▶ _Set task_
Please count the lines below that contain the word "Latreille", and reply with that number alone.

+++ Data lines +++

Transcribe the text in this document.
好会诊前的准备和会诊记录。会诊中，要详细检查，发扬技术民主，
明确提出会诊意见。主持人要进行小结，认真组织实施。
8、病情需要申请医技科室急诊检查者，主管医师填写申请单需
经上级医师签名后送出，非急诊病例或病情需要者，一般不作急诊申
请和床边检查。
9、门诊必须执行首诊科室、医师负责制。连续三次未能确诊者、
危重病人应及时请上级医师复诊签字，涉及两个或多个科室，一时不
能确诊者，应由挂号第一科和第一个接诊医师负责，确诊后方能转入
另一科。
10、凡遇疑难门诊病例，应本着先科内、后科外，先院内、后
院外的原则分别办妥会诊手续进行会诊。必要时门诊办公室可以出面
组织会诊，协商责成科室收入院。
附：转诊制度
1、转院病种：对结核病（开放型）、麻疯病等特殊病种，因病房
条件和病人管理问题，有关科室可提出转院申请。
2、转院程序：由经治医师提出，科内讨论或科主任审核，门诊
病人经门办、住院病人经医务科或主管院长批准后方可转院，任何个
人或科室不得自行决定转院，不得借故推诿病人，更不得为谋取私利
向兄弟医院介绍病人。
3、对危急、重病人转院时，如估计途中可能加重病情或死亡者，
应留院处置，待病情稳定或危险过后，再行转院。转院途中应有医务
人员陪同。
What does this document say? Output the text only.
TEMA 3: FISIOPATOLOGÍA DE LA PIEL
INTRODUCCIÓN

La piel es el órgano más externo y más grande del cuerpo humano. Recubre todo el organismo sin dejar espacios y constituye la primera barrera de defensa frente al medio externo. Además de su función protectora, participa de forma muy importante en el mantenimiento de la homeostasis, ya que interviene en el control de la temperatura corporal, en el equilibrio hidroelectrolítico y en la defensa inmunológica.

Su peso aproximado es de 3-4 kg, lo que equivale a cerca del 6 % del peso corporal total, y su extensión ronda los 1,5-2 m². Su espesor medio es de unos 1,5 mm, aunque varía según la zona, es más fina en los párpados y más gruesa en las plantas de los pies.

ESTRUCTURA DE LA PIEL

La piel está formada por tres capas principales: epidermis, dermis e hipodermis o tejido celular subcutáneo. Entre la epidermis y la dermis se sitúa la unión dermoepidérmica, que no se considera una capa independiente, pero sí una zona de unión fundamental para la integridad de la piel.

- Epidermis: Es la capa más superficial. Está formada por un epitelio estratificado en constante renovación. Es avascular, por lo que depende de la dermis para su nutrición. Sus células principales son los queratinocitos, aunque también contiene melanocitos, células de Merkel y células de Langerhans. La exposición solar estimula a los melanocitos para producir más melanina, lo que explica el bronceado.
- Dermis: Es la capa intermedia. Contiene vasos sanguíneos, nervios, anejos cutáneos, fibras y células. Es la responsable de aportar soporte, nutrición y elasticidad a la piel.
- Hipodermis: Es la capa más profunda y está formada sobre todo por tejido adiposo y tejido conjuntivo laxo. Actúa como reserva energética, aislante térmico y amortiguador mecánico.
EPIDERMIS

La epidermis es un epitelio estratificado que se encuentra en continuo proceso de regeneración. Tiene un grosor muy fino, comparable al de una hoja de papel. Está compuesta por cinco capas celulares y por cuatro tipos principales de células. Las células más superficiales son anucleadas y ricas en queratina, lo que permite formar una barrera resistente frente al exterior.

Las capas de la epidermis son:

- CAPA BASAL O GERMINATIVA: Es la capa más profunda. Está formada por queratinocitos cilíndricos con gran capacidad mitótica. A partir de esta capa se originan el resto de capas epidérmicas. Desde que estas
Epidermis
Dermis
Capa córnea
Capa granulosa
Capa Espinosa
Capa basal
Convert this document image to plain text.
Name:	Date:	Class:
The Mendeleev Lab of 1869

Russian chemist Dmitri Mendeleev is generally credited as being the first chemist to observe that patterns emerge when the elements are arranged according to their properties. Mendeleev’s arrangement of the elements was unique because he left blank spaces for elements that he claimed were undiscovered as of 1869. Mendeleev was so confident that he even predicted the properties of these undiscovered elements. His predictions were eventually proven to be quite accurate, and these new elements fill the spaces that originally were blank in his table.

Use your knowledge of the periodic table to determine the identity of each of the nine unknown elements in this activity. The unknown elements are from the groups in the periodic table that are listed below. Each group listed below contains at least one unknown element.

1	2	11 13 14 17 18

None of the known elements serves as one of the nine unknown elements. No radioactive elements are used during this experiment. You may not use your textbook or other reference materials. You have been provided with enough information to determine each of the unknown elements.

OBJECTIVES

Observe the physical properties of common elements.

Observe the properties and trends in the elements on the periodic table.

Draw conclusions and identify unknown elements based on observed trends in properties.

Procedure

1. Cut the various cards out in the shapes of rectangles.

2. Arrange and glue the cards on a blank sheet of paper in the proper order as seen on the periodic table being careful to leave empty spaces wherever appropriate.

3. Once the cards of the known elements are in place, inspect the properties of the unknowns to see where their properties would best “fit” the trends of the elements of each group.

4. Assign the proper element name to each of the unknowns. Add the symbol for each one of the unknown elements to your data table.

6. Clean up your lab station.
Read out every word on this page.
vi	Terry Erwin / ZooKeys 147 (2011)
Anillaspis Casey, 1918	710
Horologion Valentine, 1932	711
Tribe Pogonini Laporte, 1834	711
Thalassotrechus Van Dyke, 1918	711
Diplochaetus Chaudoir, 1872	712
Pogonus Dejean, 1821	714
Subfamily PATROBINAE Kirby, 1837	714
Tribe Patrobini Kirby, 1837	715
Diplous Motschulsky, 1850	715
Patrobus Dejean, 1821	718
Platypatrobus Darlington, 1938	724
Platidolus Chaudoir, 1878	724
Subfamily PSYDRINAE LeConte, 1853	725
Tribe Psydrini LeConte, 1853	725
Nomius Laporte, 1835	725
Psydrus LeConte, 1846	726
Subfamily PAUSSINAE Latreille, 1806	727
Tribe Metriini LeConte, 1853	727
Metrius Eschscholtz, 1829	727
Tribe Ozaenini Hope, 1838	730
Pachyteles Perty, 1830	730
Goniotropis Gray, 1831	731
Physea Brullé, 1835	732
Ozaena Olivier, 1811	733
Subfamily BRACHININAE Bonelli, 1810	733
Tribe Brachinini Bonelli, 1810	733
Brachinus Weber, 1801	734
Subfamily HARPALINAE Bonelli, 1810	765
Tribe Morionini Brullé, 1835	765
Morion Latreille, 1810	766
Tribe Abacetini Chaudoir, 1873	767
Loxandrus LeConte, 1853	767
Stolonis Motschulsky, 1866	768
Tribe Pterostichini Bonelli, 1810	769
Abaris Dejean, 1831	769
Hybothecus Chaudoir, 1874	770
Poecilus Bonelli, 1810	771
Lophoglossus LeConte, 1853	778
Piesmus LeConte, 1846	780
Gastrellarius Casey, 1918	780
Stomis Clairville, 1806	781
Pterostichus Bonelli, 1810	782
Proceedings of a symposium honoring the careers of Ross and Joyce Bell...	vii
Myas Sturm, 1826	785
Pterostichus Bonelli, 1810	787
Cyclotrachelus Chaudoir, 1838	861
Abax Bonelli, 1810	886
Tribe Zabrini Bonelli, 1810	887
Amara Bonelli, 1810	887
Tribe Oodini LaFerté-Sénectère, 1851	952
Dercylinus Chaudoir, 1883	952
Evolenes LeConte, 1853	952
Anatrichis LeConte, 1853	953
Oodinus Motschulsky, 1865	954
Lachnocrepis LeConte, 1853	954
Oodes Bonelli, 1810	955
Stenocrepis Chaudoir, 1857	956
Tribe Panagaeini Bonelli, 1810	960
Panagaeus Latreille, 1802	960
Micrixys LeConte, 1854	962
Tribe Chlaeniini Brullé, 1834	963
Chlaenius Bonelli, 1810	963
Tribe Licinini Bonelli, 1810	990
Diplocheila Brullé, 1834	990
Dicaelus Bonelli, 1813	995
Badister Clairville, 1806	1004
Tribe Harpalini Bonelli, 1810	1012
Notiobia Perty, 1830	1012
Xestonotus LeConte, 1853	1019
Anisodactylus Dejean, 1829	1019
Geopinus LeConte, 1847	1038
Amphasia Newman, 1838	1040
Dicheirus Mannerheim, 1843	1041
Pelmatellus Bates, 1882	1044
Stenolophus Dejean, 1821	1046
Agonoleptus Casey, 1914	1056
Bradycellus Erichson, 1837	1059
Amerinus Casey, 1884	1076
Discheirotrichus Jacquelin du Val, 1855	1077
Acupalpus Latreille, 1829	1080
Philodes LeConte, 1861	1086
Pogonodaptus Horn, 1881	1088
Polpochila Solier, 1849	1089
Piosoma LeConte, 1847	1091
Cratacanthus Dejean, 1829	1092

+++

▶ _Result for this exercise_
4